▶ [Given exercise]:
Copy the data below exactly.

* begin Records provided *

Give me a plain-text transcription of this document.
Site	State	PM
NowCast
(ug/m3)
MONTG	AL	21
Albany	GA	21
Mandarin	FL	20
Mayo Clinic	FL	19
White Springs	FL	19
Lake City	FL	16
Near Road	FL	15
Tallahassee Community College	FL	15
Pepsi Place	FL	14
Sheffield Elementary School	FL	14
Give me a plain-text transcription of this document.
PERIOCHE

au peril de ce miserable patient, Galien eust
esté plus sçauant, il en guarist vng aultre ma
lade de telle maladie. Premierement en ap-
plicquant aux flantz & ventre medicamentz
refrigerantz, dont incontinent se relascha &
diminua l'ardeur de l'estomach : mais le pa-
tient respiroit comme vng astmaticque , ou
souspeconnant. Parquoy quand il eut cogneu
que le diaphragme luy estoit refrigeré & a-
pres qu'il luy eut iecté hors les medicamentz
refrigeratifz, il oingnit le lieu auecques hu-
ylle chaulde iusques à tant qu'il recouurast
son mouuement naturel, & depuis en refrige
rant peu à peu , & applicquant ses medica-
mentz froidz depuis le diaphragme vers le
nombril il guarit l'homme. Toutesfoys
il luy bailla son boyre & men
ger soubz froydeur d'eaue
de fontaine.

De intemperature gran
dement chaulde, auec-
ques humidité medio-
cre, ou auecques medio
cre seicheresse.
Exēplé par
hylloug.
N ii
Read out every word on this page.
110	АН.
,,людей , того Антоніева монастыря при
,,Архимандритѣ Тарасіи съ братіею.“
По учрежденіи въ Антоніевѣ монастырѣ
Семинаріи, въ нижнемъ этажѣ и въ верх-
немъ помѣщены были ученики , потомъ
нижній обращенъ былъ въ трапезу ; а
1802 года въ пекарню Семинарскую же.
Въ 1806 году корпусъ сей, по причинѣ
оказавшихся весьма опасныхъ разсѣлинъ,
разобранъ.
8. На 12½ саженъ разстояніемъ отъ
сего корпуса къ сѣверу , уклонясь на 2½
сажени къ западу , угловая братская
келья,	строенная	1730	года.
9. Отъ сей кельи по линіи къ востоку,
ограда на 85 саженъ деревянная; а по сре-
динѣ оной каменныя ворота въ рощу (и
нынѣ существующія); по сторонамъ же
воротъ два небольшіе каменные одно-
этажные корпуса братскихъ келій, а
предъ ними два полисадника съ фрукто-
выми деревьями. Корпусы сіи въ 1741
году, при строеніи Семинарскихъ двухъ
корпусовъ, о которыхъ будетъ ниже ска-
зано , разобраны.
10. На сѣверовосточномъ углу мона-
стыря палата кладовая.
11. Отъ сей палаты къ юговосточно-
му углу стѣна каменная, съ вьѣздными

* end Records provided *

▶ [Task result]:
Give me a plain-text transcription of this document.
Site	State	PM
NowCast
(ug/m3)
MONTG	AL	21
Albany	GA	21
Mandarin	FL	20
Mayo Clinic	FL	19
White Springs	FL	19
Lake City	FL	16
Near Road	FL	15
Tallahassee Community College	FL	15
Pepsi Place	FL	14
Sheffield Elementary School	FL	14
Give me a plain-text transcription of this document.
PERIOCHE

au peril de ce miserable patient, Galien eust
esté plus sçauant, il en guarist vng aultre ma
lade de telle maladie. Premierement en ap-
plicquant aux flantz & ventre medicamentz
refrigerantz, dont incontinent se relascha &
diminua l'ardeur de l'estomach : mais le pa-
tient respiroit comme vng astmaticque , ou
souspeconnant. Parquoy quand il eut cogneu
que le diaphragme luy estoit refrigeré & a-
pres qu'il luy eut iecté hors les medicamentz
refrigeratifz, il oingnit le lieu auecques hu-
ylle chaulde iusques à tant qu'il recouurast
son mouuement naturel, & depuis en refrige
rant peu à peu , & applicquant ses medica-
mentz froidz depuis le diaphragme vers le
nombril il guarit l'homme. Toutesfoys
il luy bailla son boyre & men
ger soubz froydeur d'eaue
de fontaine.

De intemperature gran
dement chaulde, auec-
ques humidité medio-
cre, ou auecques medio
cre seicheresse.
Exēplé par
hylloug.
N ii
Read out every word on this page.
110	АН.
,,людей , того Антоніева монастыря при
,,Архимандритѣ Тарасіи съ братіею.“
По учрежденіи въ Антоніевѣ монастырѣ
Семинаріи, въ нижнемъ этажѣ и въ верх-
немъ помѣщены были ученики , потомъ
нижній обращенъ былъ въ трапезу ; а
1802 года въ пекарню Семинарскую же.
Въ 1806 году корпусъ сей, по причинѣ
оказавшихся весьма опасныхъ разсѣлинъ,
разобранъ.
8. На 12½ саженъ разстояніемъ отъ
сего корпуса къ сѣверу , уклонясь на 2½
сажени къ западу , угловая братская
келья,	строенная	1730	года.
9. Отъ сей кельи по линіи къ востоку,
ограда на 85 саженъ деревянная; а по сре-
динѣ оной каменныя ворота въ рощу (и
нынѣ существующія); по сторонамъ же
воротъ два небольшіе каменные одно-
этажные корпуса братскихъ келій, а
предъ ними два полисадника съ фрукто-
выми деревьями. Корпусы сіи въ 1741
году, при строеніи Семинарскихъ двухъ
корпусовъ, о которыхъ будетъ ниже ска-
зано , разобраны.
10. На сѣверовосточномъ углу мона-
стыря палата кладовая.
11. Отъ сей палаты къ юговосточно-
му углу стѣна каменная, съ вьѣздными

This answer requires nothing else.